## begin

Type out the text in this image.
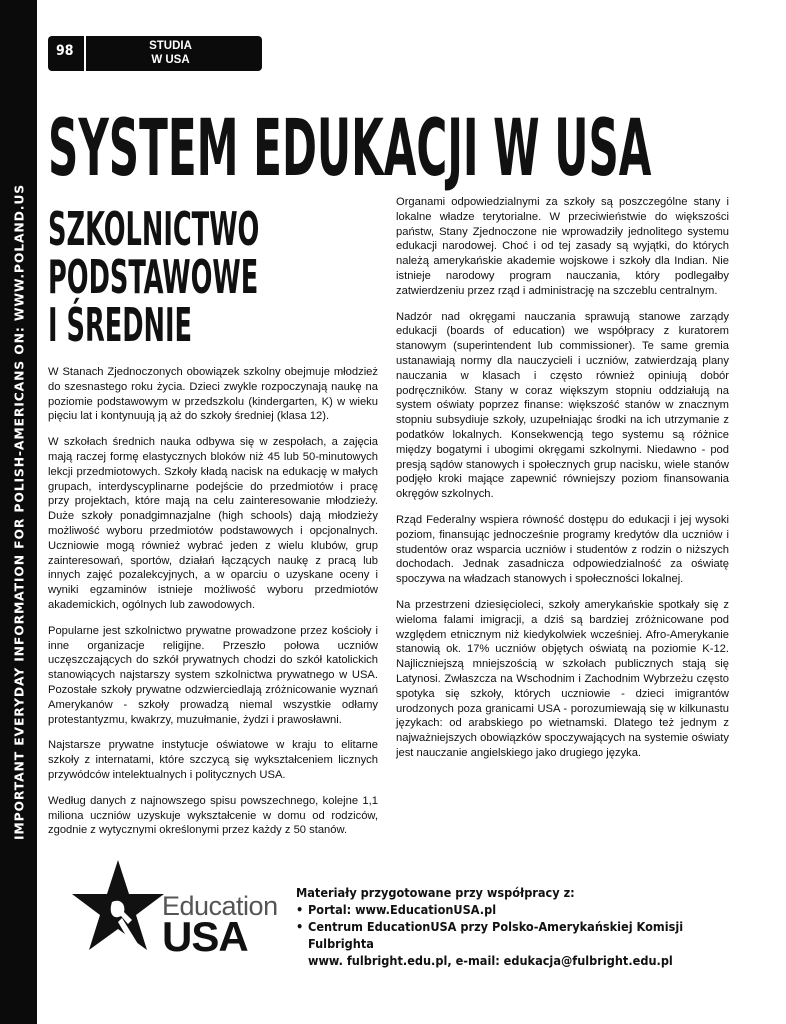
IMPORTANT EVERYDAY INFORMATION FOR POLISH-AMERICANS ON: WWW.POLAND.US
98	STUDIA
W USA
SYSTEM EDUKACJI W USA
SZKOLNICTWO
PODSTAWOWE
I ŚREDNIE

W Stanach Zjednoczonych obowiązek szkolny obejmuje młodzież do szesnastego roku życia. Dzieci zwykle rozpoczynają naukę na poziomie podstawowym w przedszkolu (kindergarten, K) w wieku pięciu lat i kontynuują ją aż do szkoły średniej (klasa 12).

W szkołach średnich nauka odbywa się w zespołach, a zajęcia mają raczej formę elastycznych bloków niż 45 lub 50-minutowych lekcji przedmiotowych. Szkoły kładą nacisk na edukację w małych grupach, interdyscyplinarne podejście do przedmiotów i pracę przy projektach, które mają na celu zainteresowanie młodzieży. Duże szkoły ponadgimnazjalne (high schools) dają młodzieży możliwość wyboru przedmiotów podstawowych i opcjonalnych. Uczniowie mogą również wybrać jeden z wielu klubów, grup zainteresowań, sportów, działań łączących naukę z pracą lub innych zajęć pozalekcyjnych, a w oparciu o uzyskane oceny i wyniki egzaminów istnieje możliwość wyboru przedmiotów akademickich, ogólnych lub zawodowych.

Popularne jest szkolnictwo prywatne prowadzone przez kościoły i inne organizacje religijne. Przeszło połowa uczniów uczęszczających do szkół prywatnych chodzi do szkół katolickich stanowiących najstarszy system szkolnictwa prywatnego w USA. Pozostałe szkoły prywatne odzwierciedlają zróżnicowanie wyznań Amerykanów - szkoły prowadzą niemal wszystkie odłamy protestantyzmu, kwakrzy, muzułmanie, żydzi i prawosławni.

Najstarsze prywatne instytucje oświatowe w kraju to elitarne szkoły z internatami, które szczycą się wykształceniem licznych przywódców intelektualnych i politycznych USA.

Według danych z najnowszego spisu powszechnego, kolejne 1,1 miliona uczniów uzyskuje wykształcenie w domu od rodziców, zgodnie z wytycznymi określonymi przez każdy z 50 stanów.

Organami odpowiedzialnymi za szkoły są poszczególne stany i lokalne władze terytorialne. W przeciwieństwie do większości państw, Stany Zjednoczone nie wprowadziły jednolitego systemu edukacji narodowej. Choć i od tej zasady są wyjątki, do których należą amerykańskie akademie wojskowe i szkoły dla Indian. Nie istnieje narodowy program nauczania, który podlegałby zatwierdzeniu przez rząd i administrację na szczeblu centralnym.

Nadzór nad okręgami nauczania sprawują stanowe zarządy edukacji (boards of education) we współpracy z kuratorem stanowym (superintendent lub commissioner). Te same gremia ustanawiają normy dla nauczycieli i uczniów, zatwierdzają plany nauczania w klasach i często również opiniują dobór podręczników. Stany w coraz większym stopniu oddziałują na system oświaty poprzez finanse: większość stanów w znacznym stopniu subsydiuje szkoły, uzupełniając środki na ich utrzymanie z podatków lokalnych. Konsekwencją tego systemu są różnice między bogatymi i ubogimi okręgami szkolnymi. Niedawno - pod presją sądów stanowych i społecznych grup nacisku, wiele stanów podjęło kroki mające zapewnić równiejszy poziom finansowania okręgów szkolnych.

Rząd Federalny wspiera równość dostępu do edukacji i jej wysoki poziom, finansując jednocześnie programy kredytów dla uczniów i studentów oraz wsparcia uczniów i studentów z rodzin o niższych dochodach. Jednak zasadnicza odpowiedzialność za oświatę spoczywa na władzach stanowych i społeczności lokalnej.

Na przestrzeni dziesięcioleci, szkoły amerykańskie spotkały się z wieloma falami imigracji, a dziś są bardziej zróżnicowane pod względem etnicznym niż kiedykolwiek wcześniej. Afro-Amerykanie stanowią ok. 17% uczniów objętych oświatą na poziomie K-12. Najliczniejszą mniejszością w szkołach publicznych stają się Latynosi. Zwłaszcza na Wschodnim i Zachodnim Wybrzeżu często spotyka się szkoły, których uczniowie - dzieci imigrantów urodzonych poza granicami USA - porozumiewają się w kilkunastu językach: od arabskiego po wietnamski. Dlatego też jednym z najważniejszych obowiązków spoczywających na systemie oświaty jest nauczanie angielskiego jako drugiego języka.

Education
USA
Materiały przygotowane przy współpracy z:
• Portal: www.EducationUSA.pl
• Centrum EducationUSA przy Polsko-Amerykańskiej Komisji Fulbrighta
www. fulbright.edu.pl, e-mail: edukacja@fulbright.edu.pl
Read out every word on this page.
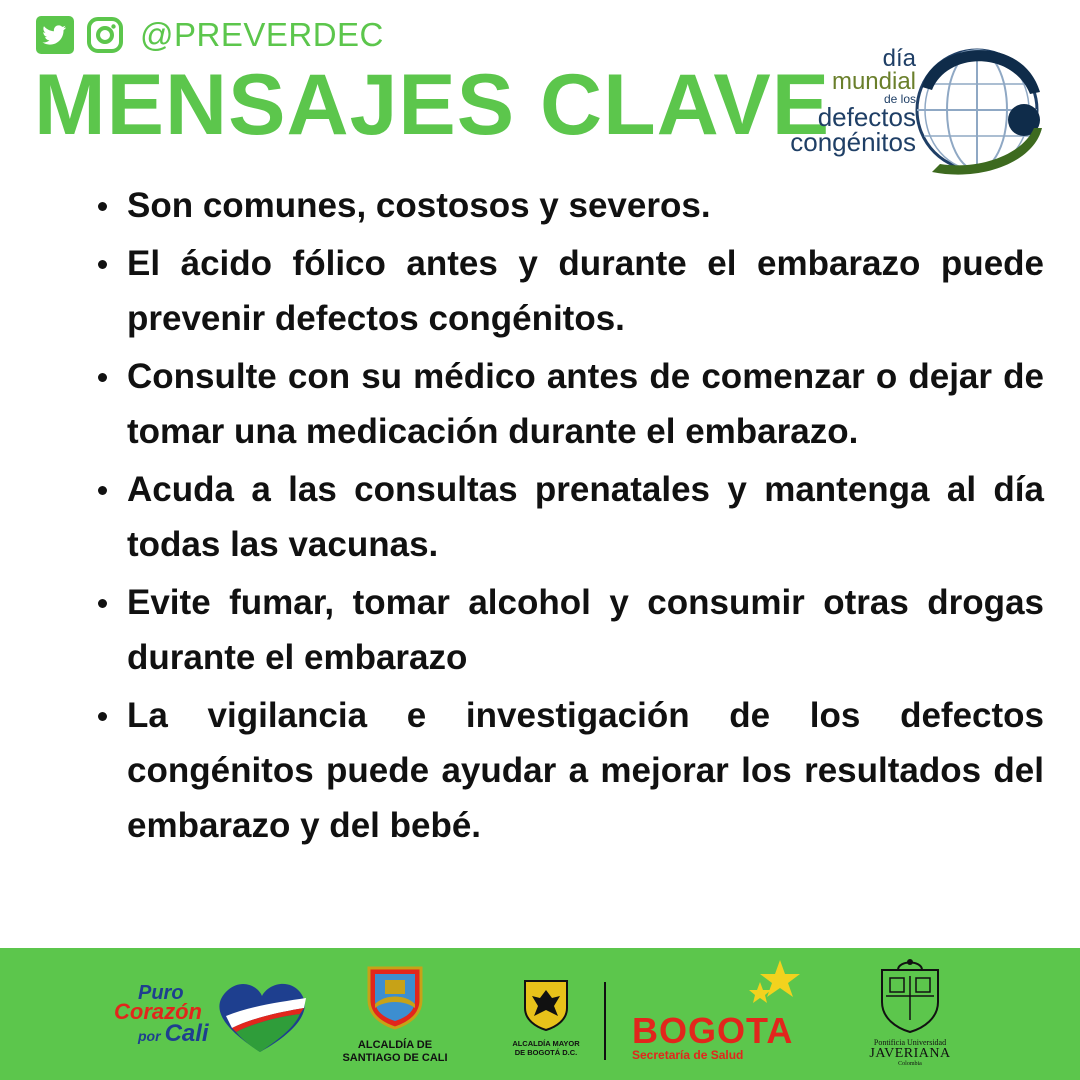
@PREVERDEC
MENSAJES CLAVE	día
mundial
de los
defectos
congénitos
Son comunes, costosos y severos.
El ácido fólico antes y durante el embarazo puede prevenir defectos congénitos.
Consulte con su médico antes de comenzar o dejar de tomar una medicación durante el embarazo.
Acuda a las consultas prenatales y mantenga al día todas las vacunas.
Evite fumar, tomar alcohol y consumir otras drogas durante el embarazo
La vigilancia e investigación de los defectos congénitos puede ayudar a mejorar los resultados del embarazo y del bebé.
Puro
Corazón
por Cali	ALCALDÍA DE
SANTIAGO DE CALI
ALCALDÍA MAYOR
DE BOGOTÁ D.C.
BOGOTA
Secretaría de Salud
Pontificia Universidad
JAVERIANA
Colombia
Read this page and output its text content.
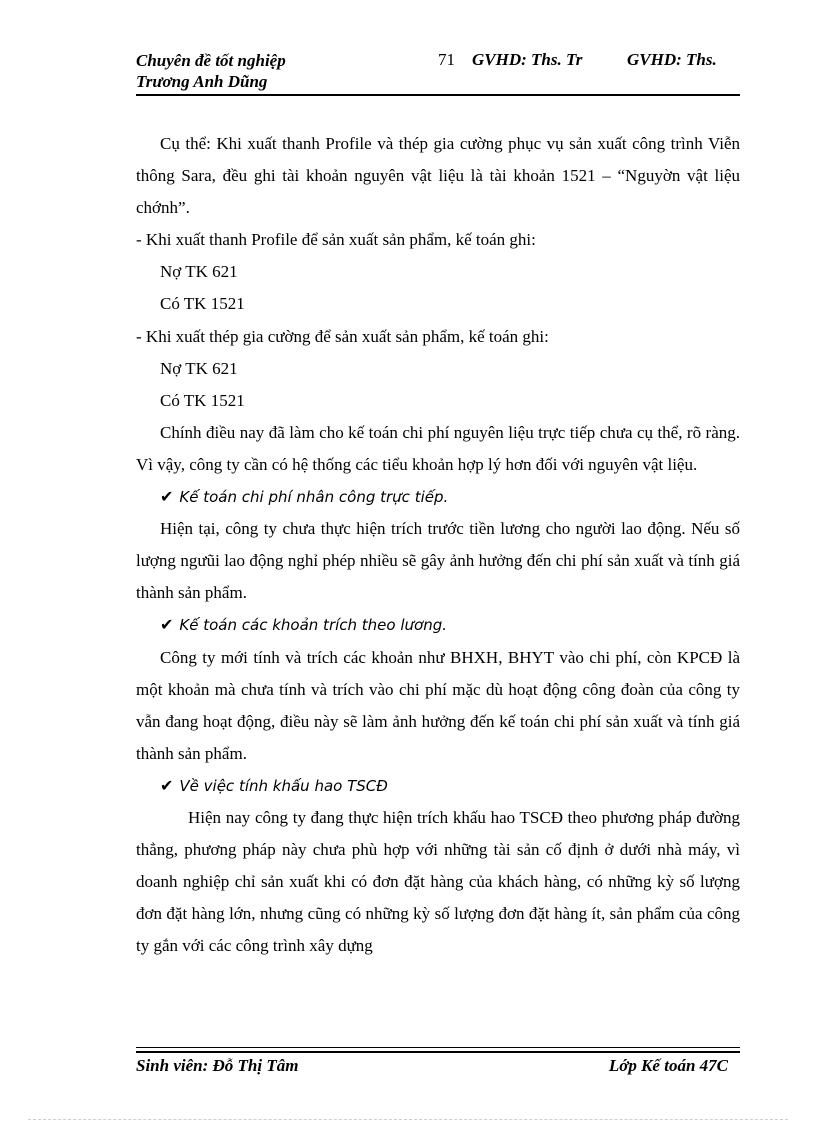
Chuyên đề tốt nghiệp
Trương Anh Dũng
71 GVHD: Ths. Tr	GVHD: Ths.

Cụ thể: Khi xuất thanh Profile và thép gia cường phục vụ sản xuất công trình Viễn thông Sara, đều ghi tài khoản nguyên vật liệu là tài khoản 1521 – “Nguyờn vật liệu chớnh”.

- Khi xuất thanh Profile để sản xuất sản phẩm, kế toán ghi:

Nợ TK 621

Có TK 1521

- Khi xuất thép gia cường để sản xuất sản phẩm, kế toán ghi:

Nợ TK 621

Có TK 1521

Chính điều nay đã làm cho kế toán chi phí nguyên liệu trực tiếp chưa cụ thể, rõ ràng. Vì vậy, công ty cần có hệ thống các tiểu khoản hợp lý hơn đối với nguyên vật liệu.

✔ Kế toán chi phí nhân công trực tiếp.

Hiện tại, công ty chưa thực hiện trích trước tiền lương cho người lao động. Nếu số lượng ngưũi lao động nghỉ phép nhiều sẽ gây ảnh hưởng đến chi phí sản xuất và tính giá thành sản phẩm.

✔ Kế toán các khoản trích theo lương.

Công ty mới tính và trích các khoản như BHXH, BHYT vào chi phí, còn KPCĐ là một khoản mà chưa tính và trích vào chi phí mặc dù hoạt động công đoàn của công ty vẫn đang hoạt động, điều này sẽ làm ảnh hưởng đến kế toán chi phí sản xuất và tính giá thành sản phẩm.

✔ Về việc tính khấu hao TSCĐ

Hiện nay công ty đang thực hiện trích khấu hao TSCĐ theo phương pháp đường thẳng, phương pháp này chưa phù hợp với những tài sản cố định ở dưới nhà máy, vì doanh nghiệp chỉ sản xuất khi có đơn đặt hàng của khách hàng, có những kỳ số lượng đơn đặt hàng lớn, nhưng cũng có những kỳ số lượng đơn đặt hàng ít, sản phẩm của công ty gắn với các công trình xây dựng

Sinh viên: Đỗ Thị Tâm	Lớp Kế toán 47C
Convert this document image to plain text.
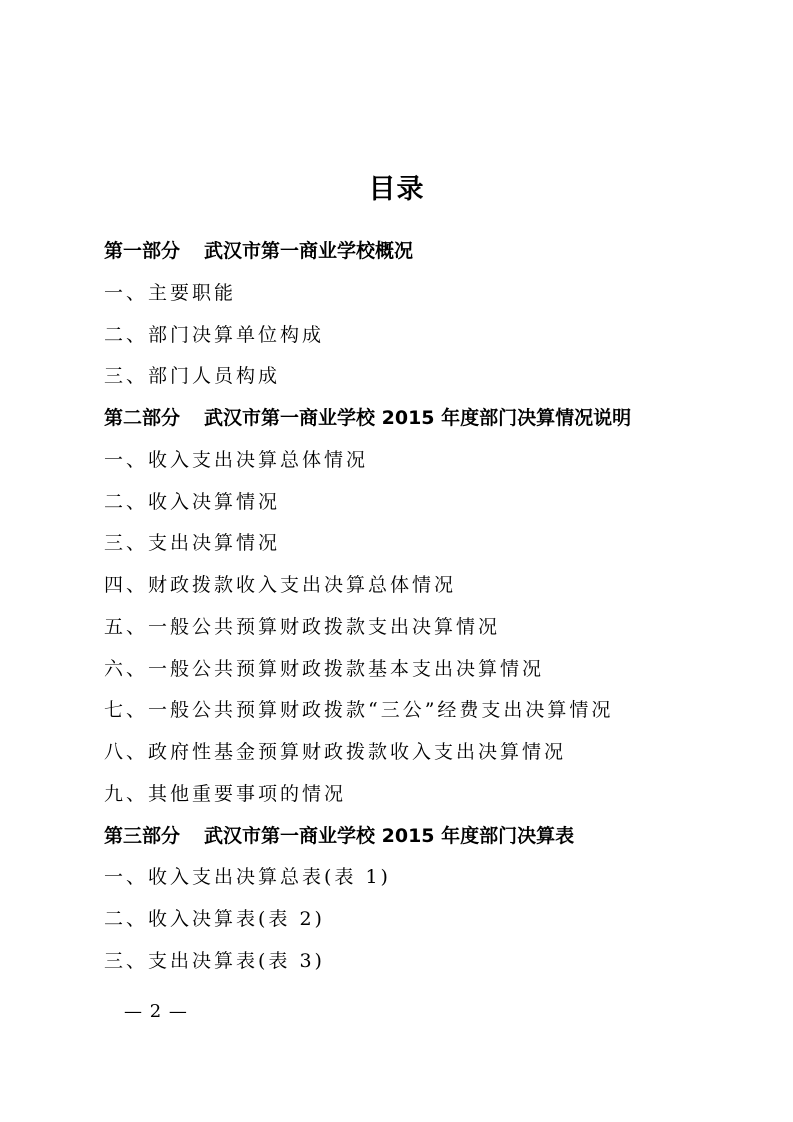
目录
第一部分 武汉市第一商业学校概况
一、主要职能
二、部门决算单位构成
三、部门人员构成
第二部分 武汉市第一商业学校 2015 年度部门决算情况说明
一、收入支出决算总体情况
二、收入决算情况
三、支出决算情况
四、财政拨款收入支出决算总体情况
五、一般公共预算财政拨款支出决算情况
六、一般公共预算财政拨款基本支出决算情况
七、一般公共预算财政拨款“三公”经费支出决算情况
八、政府性基金预算财政拨款收入支出决算情况
九、其他重要事项的情况
第三部分 武汉市第一商业学校 2015 年度部门决算表
一、收入支出决算总表(表 1)
二、收入决算表(表 2)
三、支出决算表(表 3)
— 2 —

## end

Directions
Locate the word "thanh" in the records above, and return each line that has it.

Output below
Cụ thể: Khi xuất thanh Profile và thép gia cường phục vụ sản xuất công trình Viễn thông Sara, đều ghi tài khoản nguyên vật liệu là tài khoản 1521 – “Nguyờn vật liệu chớnh”.
- Khi xuất thanh Profile để sản xuất sản phẩm, kế toán ghi:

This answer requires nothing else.